• PROBLEM STATEMENT: Images must not appear in your copy; reproduce every other part of the records exactly.

• TASK INPUTS:

===

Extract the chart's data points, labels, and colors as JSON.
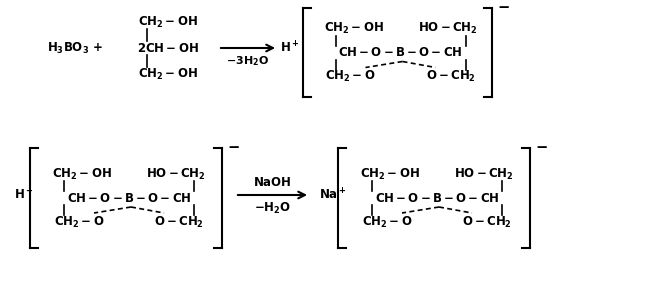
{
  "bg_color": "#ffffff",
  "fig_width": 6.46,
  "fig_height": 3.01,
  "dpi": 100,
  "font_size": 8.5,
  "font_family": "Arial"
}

===

• FINISHED TASK:
Extract the chart's data points, labels, and colors as JSON.
{
  "bg_color": "#ffffff",
  "fig_width": 6.46,
  "fig_height": 3.01,
  "dpi": 100,
  "font_size": 8.5,
  "font_family": "Arial"
}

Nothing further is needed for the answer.